§ Task objective:
Every line containing the word "como" needs to be found and copied.

— START —

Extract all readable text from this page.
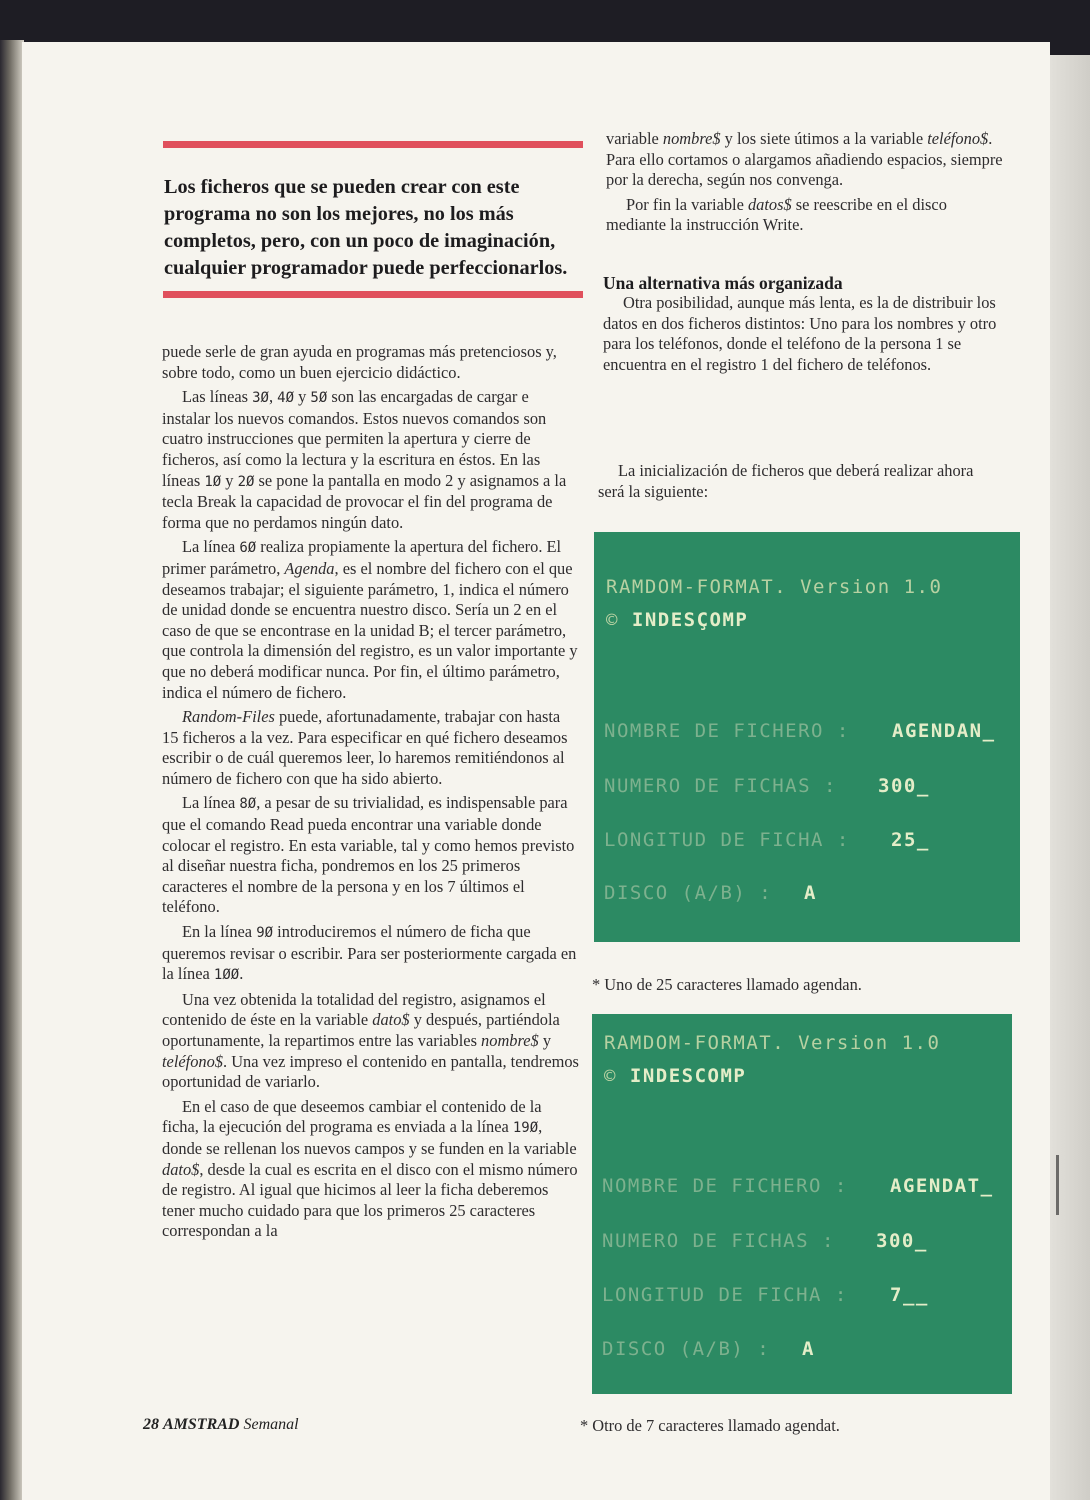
Los ficheros que se pueden crear con este programa no son los mejores, no los más completos, pero, con un poco de imaginación, cualquier programador puede perfeccionarlos.

puede serle de gran ayuda en programas más pretenciosos y, sobre todo, como un buen ejercicio didáctico.

Las líneas 3Ø, 4Ø y 5Ø son las encargadas de cargar e instalar los nuevos comandos. Estos nuevos comandos son cuatro instrucciones que permiten la apertura y cierre de ficheros, así como la lectura y la escritura en éstos. En las líneas 1Ø y 2Ø se pone la pantalla en modo 2 y asignamos a la tecla Break la capacidad de provocar el fin del programa de forma que no perdamos ningún dato.

La línea 6Ø realiza propiamente la apertura del fichero. El primer parámetro, Agenda, es el nombre del fichero con el que deseamos trabajar; el siguiente parámetro, 1, indica el número de unidad donde se encuentra nuestro disco. Sería un 2 en el caso de que se encontrase en la unidad B; el tercer parámetro, que controla la dimensión del registro, es un valor importante y que no deberá modificar nunca. Por fin, el último parámetro, indica el número de fichero.

Random-Files puede, afortunadamente, trabajar con hasta 15 ficheros a la vez. Para especificar en qué fichero deseamos escribir o de cuál queremos leer, lo haremos remitiéndonos al número de fichero con que ha sido abierto.

La línea 8Ø, a pesar de su trivialidad, es indispensable para que el comando Read pueda encontrar una variable donde colocar el registro. En esta variable, tal y como hemos previsto al diseñar nuestra ficha, pondremos en los 25 primeros caracteres el nombre de la persona y en los 7 últimos el teléfono.

En la línea 9Ø introduciremos el número de ficha que queremos revisar o escribir. Para ser posteriormente cargada en la línea 1ØØ.

Una vez obtenida la totalidad del registro, asignamos el contenido de éste en la variable dato$ y después, partiéndola oportunamente, la repartimos entre las variables nombre$ y teléfono$. Una vez impreso el contenido en pantalla, tendremos oportunidad de variarlo.

En el caso de que deseemos cambiar el contenido de la ficha, la ejecución del programa es enviada a la línea 19Ø, donde se rellenan los nuevos campos y se funden en la variable dato$, desde la cual es escrita en el disco con el mismo número de registro. Al igual que hicimos al leer la ficha deberemos tener mucho cuidado para que los primeros 25 caracteres correspondan a la

variable nombre$ y los siete útimos a la variable teléfono$. Para ello cortamos o alargamos añadiendo espacios, siempre por la derecha, según nos convenga.

Por fin la variable datos$ se reescribe en el disco mediante la instrucción Write.

Una alternativa más organizada

Otra posibilidad, aunque más lenta, es la de distribuir los datos en dos ficheros distintos: Uno para los nombres y otro para los teléfonos, donde el teléfono de la persona 1 se encuentra en el registro 1 del fichero de teléfonos.

La inicialización de ficheros que deberá realizar ahora será la siguiente:

RAMDOM-FORMAT. Version 1.0
© INDESÇOMP
NOMBRE DE FICHERO : AGENDAN_
NUMERO DE FICHAS : 300_
LONGITUD DE FICHA : 25_
DISCO (A/B) : A
* Uno de 25 caracteres llamado agendan.
RAMDOM-FORMAT. Version 1.0
© INDESCOMP
NOMBRE DE FICHERO : AGENDAT_
NUMERO DE FICHAS : 300_
LONGITUD DE FICHA : 7__
DISCO (A/B) : A
* Otro de 7 caracteres llamado agendat.
28 AMSTRAD Semanal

— END —

§ Response to this exercise:
puede serle de gran ayuda en programas más pretenciosos y, sobre todo, como un buen ejercicio didáctico.
Las líneas 3Ø, 4Ø y 5Ø son las encargadas de cargar e instalar los nuevos comandos. Estos nuevos comandos son cuatro instrucciones que permiten la apertura y cierre de ficheros, así como la lectura y la escritura en éstos. En las líneas 1Ø y 2Ø se pone la pantalla en modo 2 y asignamos a la tecla Break la capacidad de provocar el fin del programa de forma que no perdamos ningún dato.
La línea 8Ø, a pesar de su trivialidad, es indispensable para que el comando Read pueda encontrar una variable donde colocar el registro. En esta variable, tal y como hemos previsto al diseñar nuestra ficha, pondremos en los 25 primeros caracteres el nombre de la persona y en los 7 últimos el teléfono.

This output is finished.